Saved entries =>
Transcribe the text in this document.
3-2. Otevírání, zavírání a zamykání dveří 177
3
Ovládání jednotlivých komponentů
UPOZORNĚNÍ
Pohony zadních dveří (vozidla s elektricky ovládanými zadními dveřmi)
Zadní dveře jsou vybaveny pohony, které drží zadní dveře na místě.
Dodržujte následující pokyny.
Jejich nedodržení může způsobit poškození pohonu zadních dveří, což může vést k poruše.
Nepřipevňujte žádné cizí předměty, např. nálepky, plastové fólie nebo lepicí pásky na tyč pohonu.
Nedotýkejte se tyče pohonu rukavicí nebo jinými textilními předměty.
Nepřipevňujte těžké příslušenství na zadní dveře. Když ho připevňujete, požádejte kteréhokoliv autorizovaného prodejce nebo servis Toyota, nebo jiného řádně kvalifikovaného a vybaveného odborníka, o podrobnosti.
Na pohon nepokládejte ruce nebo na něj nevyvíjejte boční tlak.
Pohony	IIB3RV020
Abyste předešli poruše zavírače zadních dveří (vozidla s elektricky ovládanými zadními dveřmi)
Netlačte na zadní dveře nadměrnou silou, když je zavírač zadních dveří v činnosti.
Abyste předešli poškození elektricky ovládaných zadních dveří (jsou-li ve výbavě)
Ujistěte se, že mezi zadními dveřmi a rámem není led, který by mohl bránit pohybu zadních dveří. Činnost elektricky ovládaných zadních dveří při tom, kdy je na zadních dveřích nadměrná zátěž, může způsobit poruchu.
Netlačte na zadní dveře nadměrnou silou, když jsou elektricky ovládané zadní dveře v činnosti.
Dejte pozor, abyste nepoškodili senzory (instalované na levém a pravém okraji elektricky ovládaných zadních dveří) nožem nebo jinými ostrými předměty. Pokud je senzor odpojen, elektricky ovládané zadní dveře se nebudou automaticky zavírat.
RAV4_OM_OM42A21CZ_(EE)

WHAT IS EXPECTED =>
From the records above, extract everything verbatim.

SOLUTION TO THE PROBLEM =>
Transcribe the text in this document.
3-2. Otevírání, zavírání a zamykání dveří 177
3
Ovládání jednotlivých komponentů
UPOZORNĚNÍ
Pohony zadních dveří (vozidla s elektricky ovládanými zadními dveřmi)
Zadní dveře jsou vybaveny pohony, které drží zadní dveře na místě.
Dodržujte následující pokyny.
Jejich nedodržení může způsobit poškození pohonu zadních dveří, což může vést k poruše.
Nepřipevňujte žádné cizí předměty, např. nálepky, plastové fólie nebo lepicí pásky na tyč pohonu.
Nedotýkejte se tyče pohonu rukavicí nebo jinými textilními předměty.
Nepřipevňujte těžké příslušenství na zadní dveře. Když ho připevňujete, požádejte kteréhokoliv autorizovaného prodejce nebo servis Toyota, nebo jiného řádně kvalifikovaného a vybaveného odborníka, o podrobnosti.
Na pohon nepokládejte ruce nebo na něj nevyvíjejte boční tlak.
Pohony	IIB3RV020
Abyste předešli poruše zavírače zadních dveří (vozidla s elektricky ovládanými zadními dveřmi)
Netlačte na zadní dveře nadměrnou silou, když je zavírač zadních dveří v činnosti.
Abyste předešli poškození elektricky ovládaných zadních dveří (jsou-li ve výbavě)
Ujistěte se, že mezi zadními dveřmi a rámem není led, který by mohl bránit pohybu zadních dveří. Činnost elektricky ovládaných zadních dveří při tom, kdy je na zadních dveřích nadměrná zátěž, může způsobit poruchu.
Netlačte na zadní dveře nadměrnou silou, když jsou elektricky ovládané zadní dveře v činnosti.
Dejte pozor, abyste nepoškodili senzory (instalované na levém a pravém okraji elektricky ovládaných zadních dveří) nožem nebo jinými ostrými předměty. Pokud je senzor odpojen, elektricky ovládané zadní dveře se nebudou automaticky zavírat.
RAV4_OM_OM42A21CZ_(EE)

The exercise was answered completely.